* [GOAL OF THE EXERCISE]: Take each line that has the word "this" and return it.

* [INFORMATION SHOWN]:
○ ○ ○

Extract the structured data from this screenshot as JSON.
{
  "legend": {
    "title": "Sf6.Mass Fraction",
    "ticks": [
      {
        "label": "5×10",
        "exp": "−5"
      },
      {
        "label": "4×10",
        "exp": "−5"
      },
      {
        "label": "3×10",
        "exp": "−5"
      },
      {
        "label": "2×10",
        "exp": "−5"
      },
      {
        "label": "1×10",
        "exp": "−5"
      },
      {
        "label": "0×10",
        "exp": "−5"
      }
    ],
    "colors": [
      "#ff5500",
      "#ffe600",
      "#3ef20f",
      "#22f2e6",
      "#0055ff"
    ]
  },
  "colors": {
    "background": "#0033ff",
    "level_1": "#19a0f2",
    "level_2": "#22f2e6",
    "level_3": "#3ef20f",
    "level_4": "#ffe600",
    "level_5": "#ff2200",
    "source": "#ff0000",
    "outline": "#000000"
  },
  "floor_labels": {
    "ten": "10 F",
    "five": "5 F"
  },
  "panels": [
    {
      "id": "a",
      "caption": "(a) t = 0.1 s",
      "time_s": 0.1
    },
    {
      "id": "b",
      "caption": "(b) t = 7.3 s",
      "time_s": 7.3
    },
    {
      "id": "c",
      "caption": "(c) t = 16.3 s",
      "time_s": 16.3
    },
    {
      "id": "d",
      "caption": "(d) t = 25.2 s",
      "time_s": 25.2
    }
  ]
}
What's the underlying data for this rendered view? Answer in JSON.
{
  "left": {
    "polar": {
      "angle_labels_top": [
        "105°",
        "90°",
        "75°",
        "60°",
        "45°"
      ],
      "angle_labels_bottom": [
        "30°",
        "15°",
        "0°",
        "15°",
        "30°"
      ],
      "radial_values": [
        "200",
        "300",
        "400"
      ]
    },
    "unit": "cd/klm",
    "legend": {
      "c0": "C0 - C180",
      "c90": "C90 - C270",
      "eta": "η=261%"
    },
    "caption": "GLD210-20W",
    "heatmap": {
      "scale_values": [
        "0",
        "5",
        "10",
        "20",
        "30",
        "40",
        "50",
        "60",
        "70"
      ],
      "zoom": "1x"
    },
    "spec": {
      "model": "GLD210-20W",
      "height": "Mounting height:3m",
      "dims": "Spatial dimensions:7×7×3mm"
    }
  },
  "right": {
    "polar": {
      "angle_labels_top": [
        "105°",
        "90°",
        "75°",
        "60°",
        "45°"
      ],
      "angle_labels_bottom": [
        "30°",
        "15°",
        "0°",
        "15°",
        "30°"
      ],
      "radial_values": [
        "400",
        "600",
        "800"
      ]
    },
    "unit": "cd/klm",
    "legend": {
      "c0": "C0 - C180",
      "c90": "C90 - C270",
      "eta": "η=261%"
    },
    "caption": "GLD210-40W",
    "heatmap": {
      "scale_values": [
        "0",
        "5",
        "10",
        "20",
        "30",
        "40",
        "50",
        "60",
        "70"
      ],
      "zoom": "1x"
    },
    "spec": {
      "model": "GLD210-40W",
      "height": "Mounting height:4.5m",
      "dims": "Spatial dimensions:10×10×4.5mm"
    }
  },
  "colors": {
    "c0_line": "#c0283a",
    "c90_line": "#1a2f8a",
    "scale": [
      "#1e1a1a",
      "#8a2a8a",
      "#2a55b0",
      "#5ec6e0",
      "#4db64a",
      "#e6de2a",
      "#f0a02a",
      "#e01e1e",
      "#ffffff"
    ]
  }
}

○ ○ ○

* [RESULT OF THE EXERCISE]:
Extract the structured data from this screenshot as JSON.
What's the underlying data for this rendered view? Answer in JSON.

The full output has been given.